DATA EXTRACTS>
—————

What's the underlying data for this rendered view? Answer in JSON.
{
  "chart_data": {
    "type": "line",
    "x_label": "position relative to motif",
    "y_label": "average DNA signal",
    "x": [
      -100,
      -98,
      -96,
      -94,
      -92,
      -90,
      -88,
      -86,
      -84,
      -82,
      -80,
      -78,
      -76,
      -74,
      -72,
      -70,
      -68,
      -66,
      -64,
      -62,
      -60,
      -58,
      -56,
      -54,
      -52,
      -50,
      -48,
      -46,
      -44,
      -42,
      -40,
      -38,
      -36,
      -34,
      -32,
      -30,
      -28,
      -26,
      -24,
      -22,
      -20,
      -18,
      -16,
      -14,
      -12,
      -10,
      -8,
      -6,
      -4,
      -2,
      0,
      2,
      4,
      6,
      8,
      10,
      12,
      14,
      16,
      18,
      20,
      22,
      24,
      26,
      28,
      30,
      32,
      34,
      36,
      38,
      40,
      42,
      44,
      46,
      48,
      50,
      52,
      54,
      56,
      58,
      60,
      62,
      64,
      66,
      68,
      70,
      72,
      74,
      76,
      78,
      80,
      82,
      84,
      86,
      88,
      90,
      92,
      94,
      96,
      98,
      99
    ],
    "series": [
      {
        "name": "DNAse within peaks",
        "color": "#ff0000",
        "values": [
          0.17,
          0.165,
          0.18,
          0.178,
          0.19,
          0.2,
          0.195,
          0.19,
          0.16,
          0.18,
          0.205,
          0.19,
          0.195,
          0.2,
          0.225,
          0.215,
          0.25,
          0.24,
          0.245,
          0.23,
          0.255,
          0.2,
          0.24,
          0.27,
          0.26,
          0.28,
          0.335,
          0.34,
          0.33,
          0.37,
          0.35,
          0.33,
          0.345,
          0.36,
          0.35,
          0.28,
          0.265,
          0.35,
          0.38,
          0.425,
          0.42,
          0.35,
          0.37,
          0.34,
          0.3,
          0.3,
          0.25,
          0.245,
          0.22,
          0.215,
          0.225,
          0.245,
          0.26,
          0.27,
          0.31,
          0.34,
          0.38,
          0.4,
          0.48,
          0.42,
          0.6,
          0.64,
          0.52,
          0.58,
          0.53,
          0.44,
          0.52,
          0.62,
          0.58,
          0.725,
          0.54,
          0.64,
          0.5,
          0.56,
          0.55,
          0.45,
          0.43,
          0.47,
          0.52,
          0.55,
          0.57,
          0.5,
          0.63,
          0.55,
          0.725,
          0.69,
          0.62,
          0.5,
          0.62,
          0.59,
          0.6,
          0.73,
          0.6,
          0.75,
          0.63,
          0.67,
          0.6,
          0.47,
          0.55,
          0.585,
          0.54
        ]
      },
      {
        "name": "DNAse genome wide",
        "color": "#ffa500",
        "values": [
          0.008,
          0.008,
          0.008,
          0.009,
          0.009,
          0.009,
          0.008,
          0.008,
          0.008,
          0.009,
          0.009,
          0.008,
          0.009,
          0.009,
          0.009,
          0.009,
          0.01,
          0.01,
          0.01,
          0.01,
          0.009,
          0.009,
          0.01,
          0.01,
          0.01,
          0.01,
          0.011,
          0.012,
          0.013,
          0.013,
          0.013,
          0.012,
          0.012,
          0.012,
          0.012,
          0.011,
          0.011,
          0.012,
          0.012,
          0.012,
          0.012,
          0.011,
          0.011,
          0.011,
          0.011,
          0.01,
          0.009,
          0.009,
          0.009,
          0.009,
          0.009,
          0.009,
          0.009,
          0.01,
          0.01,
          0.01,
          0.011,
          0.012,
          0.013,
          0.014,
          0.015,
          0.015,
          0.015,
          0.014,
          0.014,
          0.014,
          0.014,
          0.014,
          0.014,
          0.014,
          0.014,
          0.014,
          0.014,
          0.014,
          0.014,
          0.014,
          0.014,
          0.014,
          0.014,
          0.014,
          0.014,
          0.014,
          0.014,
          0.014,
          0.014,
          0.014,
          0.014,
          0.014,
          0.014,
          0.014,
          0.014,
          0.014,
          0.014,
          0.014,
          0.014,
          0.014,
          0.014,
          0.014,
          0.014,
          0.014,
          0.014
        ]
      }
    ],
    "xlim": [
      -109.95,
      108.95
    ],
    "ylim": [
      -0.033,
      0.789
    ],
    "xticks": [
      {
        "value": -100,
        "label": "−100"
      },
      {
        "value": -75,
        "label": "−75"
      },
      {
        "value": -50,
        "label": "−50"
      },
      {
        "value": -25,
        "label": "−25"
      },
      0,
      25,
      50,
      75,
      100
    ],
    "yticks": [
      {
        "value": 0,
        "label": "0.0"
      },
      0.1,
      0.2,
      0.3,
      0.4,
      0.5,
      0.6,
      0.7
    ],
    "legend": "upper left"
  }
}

—————

Search the records for the string "name" and return every line in which it occurs.

YOUR RESPONSE>
        "name": "DNAse within peaks",
        "name": "DNAse genome wide",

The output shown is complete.